## GIVEN INSTRUCTION
Exclude the pictures and retype the entries as written.

Collected data entries
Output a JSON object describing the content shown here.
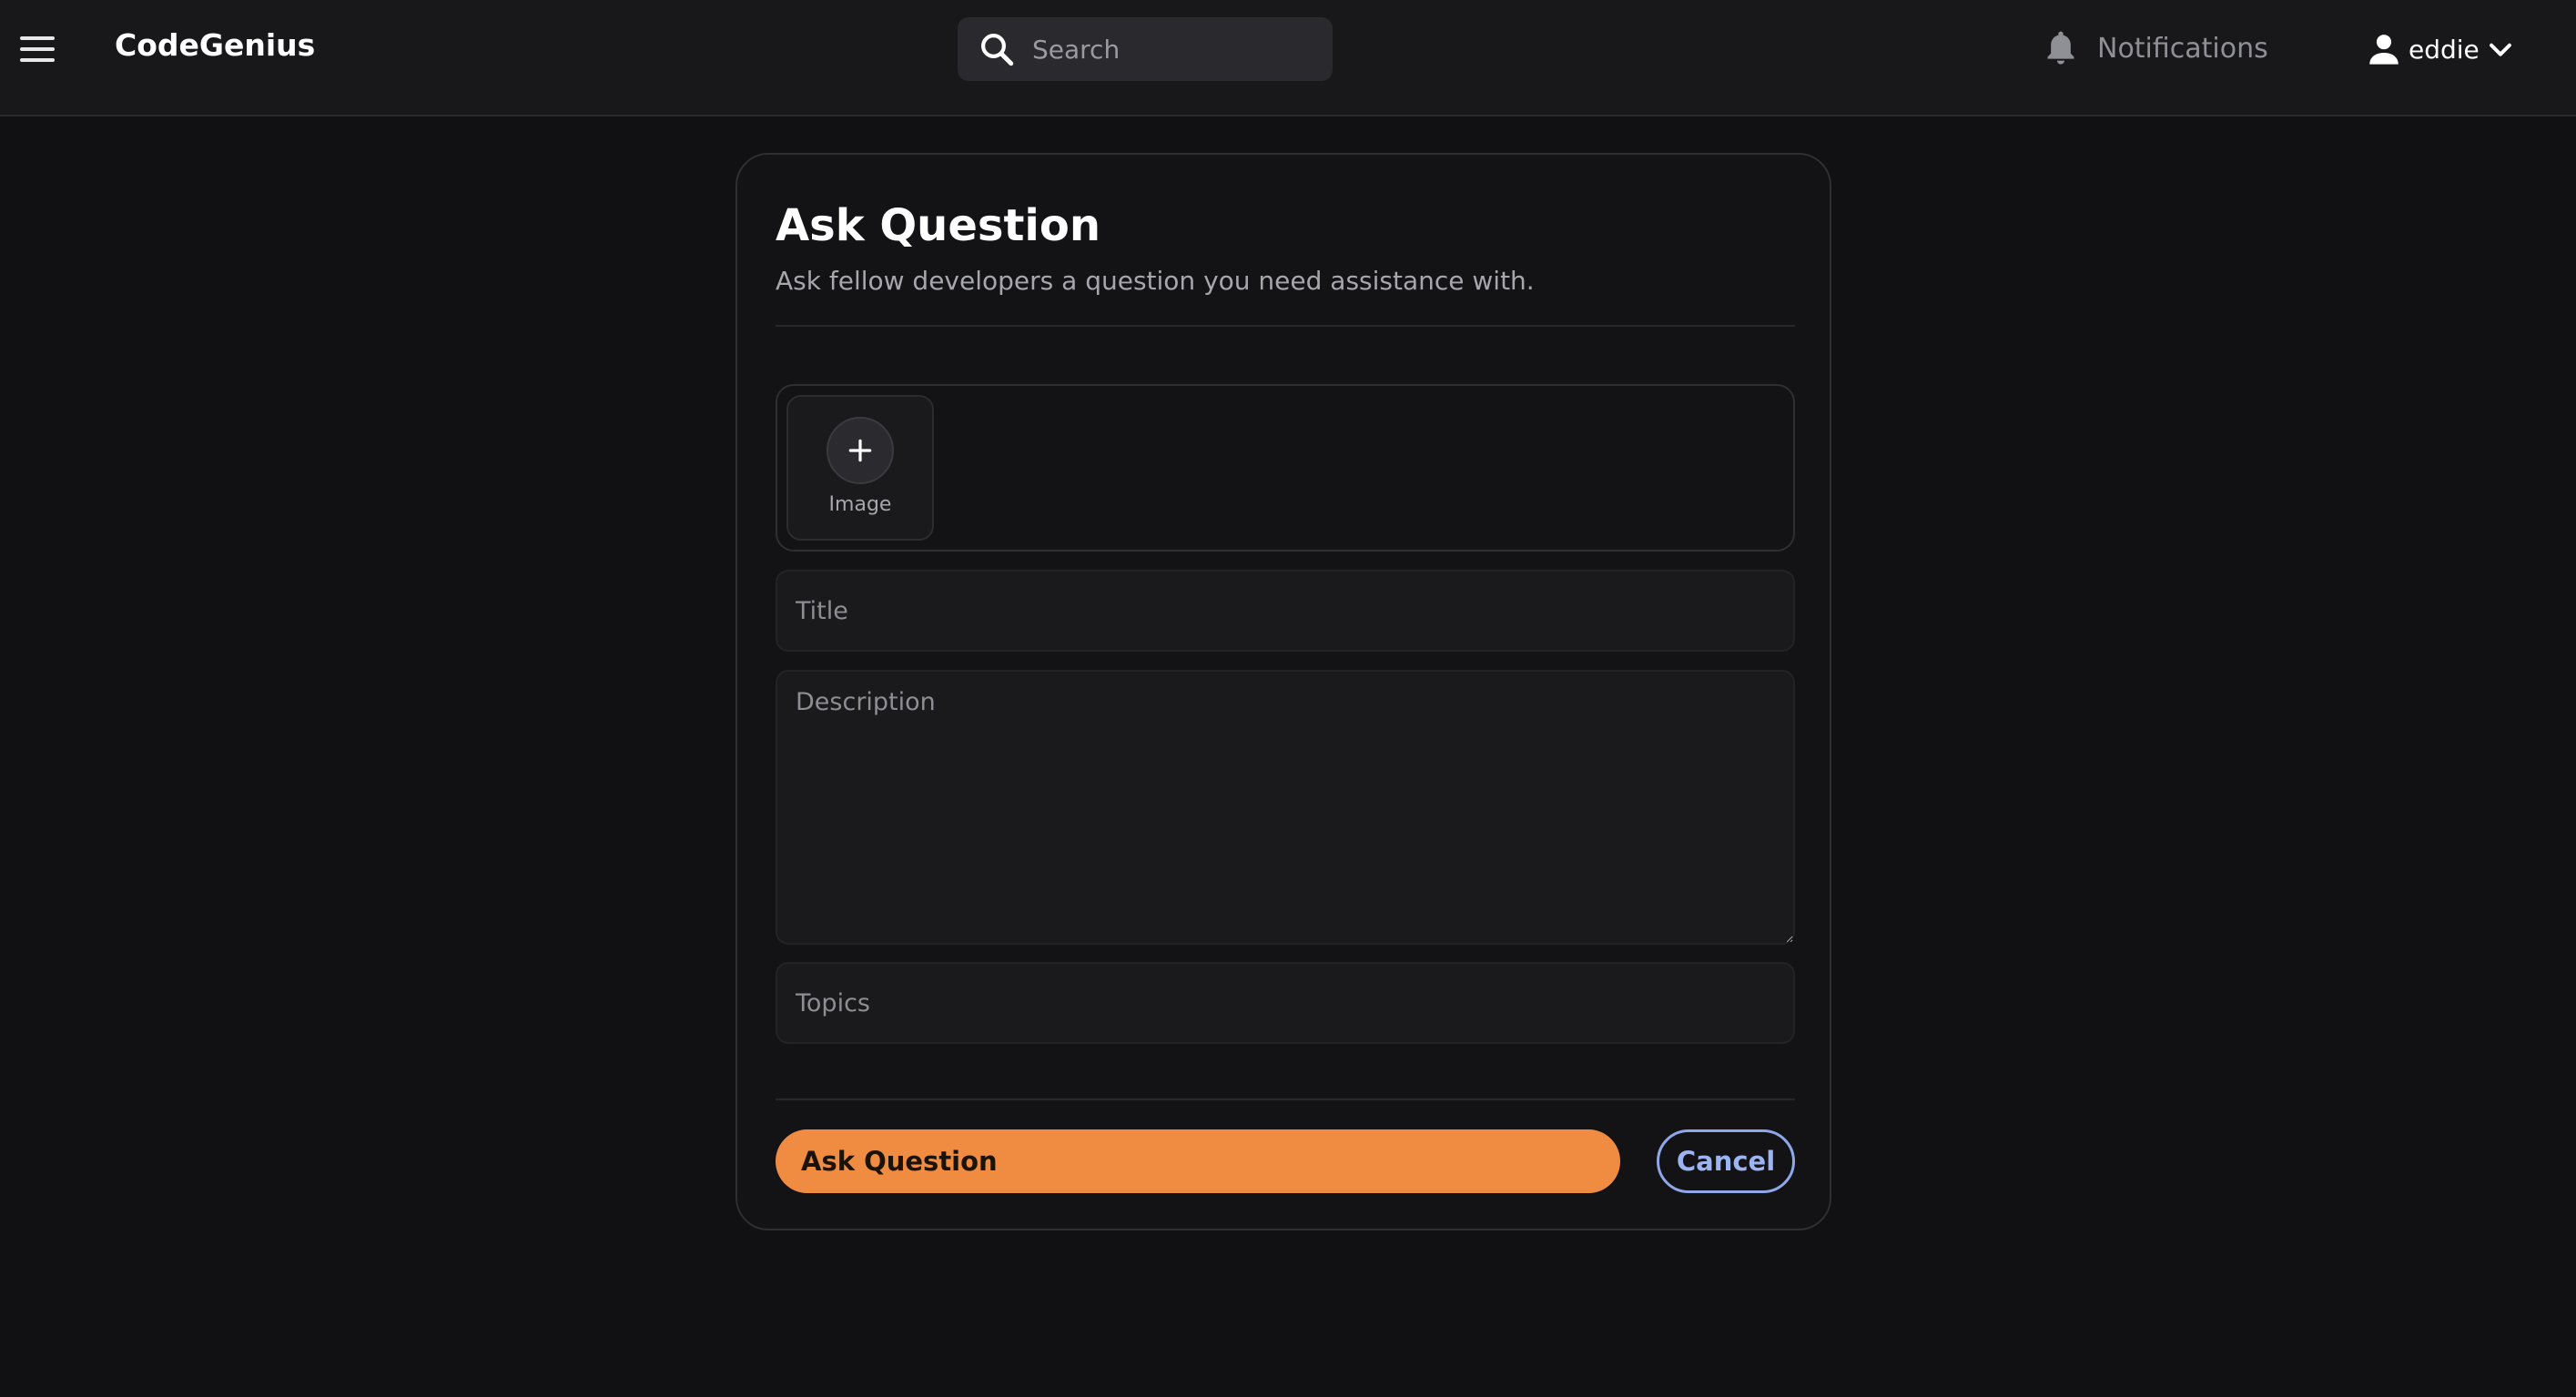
{
  "header": {
    "brand": "CodeGenius",
    "search_placeholder": "Search",
    "notifications_label": "Notifications",
    "user_name": "eddie",
    "icons": {
      "menu": "hamburger-menu-icon",
      "search": "search-icon",
      "notifications": "bell-icon",
      "user": "user-icon",
      "dropdown": "chevron-down-icon"
    }
  },
  "form": {
    "title": "Ask Question",
    "subtitle": "Ask fellow developers a question you need assistance with.",
    "image_upload_label": "Image",
    "image_upload_icon": "plus-icon",
    "title_placeholder": "Title",
    "description_placeholder": "Description",
    "topics_placeholder": "Topics",
    "submit_label": "Ask Question",
    "cancel_label": "Cancel"
  },
  "colors": {
    "background": "#111113",
    "header_bg": "#18181b",
    "accent": "#ef8c42",
    "secondary": "#8fa7e8"
  }
}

## ANSWER TO THIS EXERCISE
Output a JSON object describing the content shown here.
{
  "header": {
    "brand": "CodeGenius",
    "search_placeholder": "Search",
    "notifications_label": "Notifications",
    "user_name": "eddie",
    "icons": {
      "menu": "hamburger-menu-icon",
      "search": "search-icon",
      "notifications": "bell-icon",
      "user": "user-icon",
      "dropdown": "chevron-down-icon"
    }
  },
  "form": {
    "title": "Ask Question",
    "subtitle": "Ask fellow developers a question you need assistance with.",
    "image_upload_label": "Image",
    "image_upload_icon": "plus-icon",
    "title_placeholder": "Title",
    "description_placeholder": "Description",
    "topics_placeholder": "Topics",
    "submit_label": "Ask Question",
    "cancel_label": "Cancel"
  },
  "colors": {
    "background": "#111113",
    "header_bg": "#18181b",
    "accent": "#ef8c42",
    "secondary": "#8fa7e8"
  }
}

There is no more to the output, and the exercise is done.